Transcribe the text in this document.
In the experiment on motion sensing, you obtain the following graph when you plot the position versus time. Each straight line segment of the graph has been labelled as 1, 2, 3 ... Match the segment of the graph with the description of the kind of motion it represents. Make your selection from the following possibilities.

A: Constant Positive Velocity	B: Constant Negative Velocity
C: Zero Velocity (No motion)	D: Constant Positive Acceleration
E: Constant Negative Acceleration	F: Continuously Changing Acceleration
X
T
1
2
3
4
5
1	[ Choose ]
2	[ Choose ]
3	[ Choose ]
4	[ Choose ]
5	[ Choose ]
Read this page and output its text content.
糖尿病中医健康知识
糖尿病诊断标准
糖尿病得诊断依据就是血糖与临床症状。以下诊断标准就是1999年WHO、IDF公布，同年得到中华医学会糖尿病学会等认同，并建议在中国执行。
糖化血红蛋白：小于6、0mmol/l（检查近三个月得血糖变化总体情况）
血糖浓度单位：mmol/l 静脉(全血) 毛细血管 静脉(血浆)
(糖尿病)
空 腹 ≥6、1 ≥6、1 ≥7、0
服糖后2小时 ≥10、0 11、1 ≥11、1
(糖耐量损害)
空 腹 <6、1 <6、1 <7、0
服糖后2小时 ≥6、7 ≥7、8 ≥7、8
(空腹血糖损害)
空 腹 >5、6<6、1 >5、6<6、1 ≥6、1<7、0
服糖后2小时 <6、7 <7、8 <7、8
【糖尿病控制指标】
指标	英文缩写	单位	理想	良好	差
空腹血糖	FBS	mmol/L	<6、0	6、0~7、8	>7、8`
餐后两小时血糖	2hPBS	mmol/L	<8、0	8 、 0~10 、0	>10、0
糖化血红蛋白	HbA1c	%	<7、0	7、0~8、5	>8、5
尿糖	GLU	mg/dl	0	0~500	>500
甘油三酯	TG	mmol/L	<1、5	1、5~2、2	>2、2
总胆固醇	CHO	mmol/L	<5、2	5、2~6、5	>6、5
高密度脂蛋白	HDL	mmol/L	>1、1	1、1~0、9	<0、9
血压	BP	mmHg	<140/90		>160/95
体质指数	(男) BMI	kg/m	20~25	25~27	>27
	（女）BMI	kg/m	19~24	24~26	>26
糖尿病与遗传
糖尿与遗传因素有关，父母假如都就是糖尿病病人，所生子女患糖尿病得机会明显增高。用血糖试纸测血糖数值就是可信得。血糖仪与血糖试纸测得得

■ ■ ■

Write the listing out again, exactly as it reads.

* Task answer *
Transcribe the text in this document.
In the experiment on motion sensing, you obtain the following graph when you plot the position versus time. Each straight line segment of the graph has been labelled as 1, 2, 3 ... Match the segment of the graph with the description of the kind of motion it represents. Make your selection from the following possibilities.

A: Constant Positive Velocity	B: Constant Negative Velocity
C: Zero Velocity (No motion)	D: Constant Positive Acceleration
E: Constant Negative Acceleration	F: Continuously Changing Acceleration
X
T
1
2
3
4
5
1	[ Choose ]
2	[ Choose ]
3	[ Choose ]
4	[ Choose ]
5	[ Choose ]
Read this page and output its text content.
糖尿病中医健康知识
糖尿病诊断标准
糖尿病得诊断依据就是血糖与临床症状。以下诊断标准就是1999年WHO、IDF公布，同年得到中华医学会糖尿病学会等认同，并建议在中国执行。
糖化血红蛋白：小于6、0mmol/l（检查近三个月得血糖变化总体情况）
血糖浓度单位：mmol/l 静脉(全血) 毛细血管 静脉(血浆)
(糖尿病)
空 腹 ≥6、1 ≥6、1 ≥7、0
服糖后2小时 ≥10、0 11、1 ≥11、1
(糖耐量损害)
空 腹 <6、1 <6、1 <7、0
服糖后2小时 ≥6、7 ≥7、8 ≥7、8
(空腹血糖损害)
空 腹 >5、6<6、1 >5、6<6、1 ≥6、1<7、0
服糖后2小时 <6、7 <7、8 <7、8
【糖尿病控制指标】
指标	英文缩写	单位	理想	良好	差
空腹血糖	FBS	mmol/L	<6、0	6、0~7、8	>7、8`
餐后两小时血糖	2hPBS	mmol/L	<8、0	8 、 0~10 、0	>10、0
糖化血红蛋白	HbA1c	%	<7、0	7、0~8、5	>8、5
尿糖	GLU	mg/dl	0	0~500	>500
甘油三酯	TG	mmol/L	<1、5	1、5~2、2	>2、2
总胆固醇	CHO	mmol/L	<5、2	5、2~6、5	>6、5
高密度脂蛋白	HDL	mmol/L	>1、1	1、1~0、9	<0、9
血压	BP	mmHg	<140/90		>160/95
体质指数	(男) BMI	kg/m	20~25	25~27	>27
	（女）BMI	kg/m	19~24	24~26	>26
糖尿病与遗传
糖尿与遗传因素有关，父母假如都就是糖尿病病人，所生子女患糖尿病得机会明显增高。用血糖试纸测血糖数值就是可信得。血糖仪与血糖试纸测得得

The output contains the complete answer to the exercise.